Determine which lines contain the word "FÍSICA", then copy those lines.
# START OF Records to use
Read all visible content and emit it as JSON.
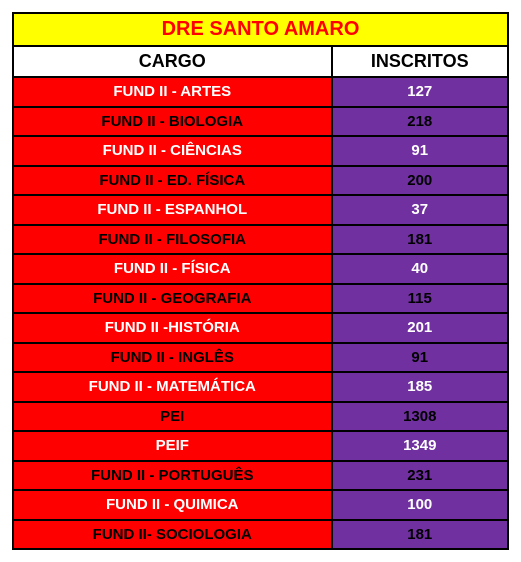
{
  "title": "DRE SANTO AMARO",
  "title_bg": "#ffff00",
  "title_color": "#ff0000",
  "columns": [
    {
      "label": "CARGO",
      "key": "cargo"
    },
    {
      "label": "INSCRITOS",
      "key": "inscritos"
    }
  ],
  "cargo_bg": "#ff0000",
  "inscritos_bg": "#7030a0",
  "rows": [
    {
      "cargo": "FUND II - ARTES",
      "cargo_color": "#ffffff",
      "inscritos": "127",
      "inscritos_color": "#ffffff"
    },
    {
      "cargo": "FUND II - BIOLOGIA",
      "cargo_color": "#000000",
      "inscritos": "218",
      "inscritos_color": "#000000"
    },
    {
      "cargo": "FUND II - CIÊNCIAS",
      "cargo_color": "#ffffff",
      "inscritos": "91",
      "inscritos_color": "#ffffff"
    },
    {
      "cargo": "FUND II - ED. FÍSICA",
      "cargo_color": "#000000",
      "inscritos": "200",
      "inscritos_color": "#000000"
    },
    {
      "cargo": "FUND II - ESPANHOL",
      "cargo_color": "#ffffff",
      "inscritos": "37",
      "inscritos_color": "#ffffff"
    },
    {
      "cargo": "FUND II - FILOSOFIA",
      "cargo_color": "#000000",
      "inscritos": "181",
      "inscritos_color": "#000000"
    },
    {
      "cargo": "FUND II - FÍSICA",
      "cargo_color": "#ffffff",
      "inscritos": "40",
      "inscritos_color": "#ffffff"
    },
    {
      "cargo": "FUND II - GEOGRAFIA",
      "cargo_color": "#000000",
      "inscritos": "115",
      "inscritos_color": "#000000"
    },
    {
      "cargo": "FUND II -HISTÓRIA",
      "cargo_color": "#ffffff",
      "inscritos": "201",
      "inscritos_color": "#ffffff"
    },
    {
      "cargo": "FUND II - INGLÊS",
      "cargo_color": "#000000",
      "inscritos": "91",
      "inscritos_color": "#000000"
    },
    {
      "cargo": "FUND II - MATEMÁTICA",
      "cargo_color": "#ffffff",
      "inscritos": "185",
      "inscritos_color": "#ffffff"
    },
    {
      "cargo": "PEI",
      "cargo_color": "#000000",
      "inscritos": "1308",
      "inscritos_color": "#000000"
    },
    {
      "cargo": "PEIF",
      "cargo_color": "#ffffff",
      "inscritos": "1349",
      "inscritos_color": "#ffffff"
    },
    {
      "cargo": "FUND II - PORTUGUÊS",
      "cargo_color": "#000000",
      "inscritos": "231",
      "inscritos_color": "#000000"
    },
    {
      "cargo": "FUND II - QUIMICA",
      "cargo_color": "#ffffff",
      "inscritos": "100",
      "inscritos_color": "#ffffff"
    },
    {
      "cargo": "FUND II- SOCIOLOGIA",
      "cargo_color": "#000000",
      "inscritos": "181",
      "inscritos_color": "#000000"
    }
  ]
}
# END OF Records to use
▶ Response to the task
      "cargo": "FUND II - ED. FÍSICA",
      "cargo": "FUND II - FÍSICA",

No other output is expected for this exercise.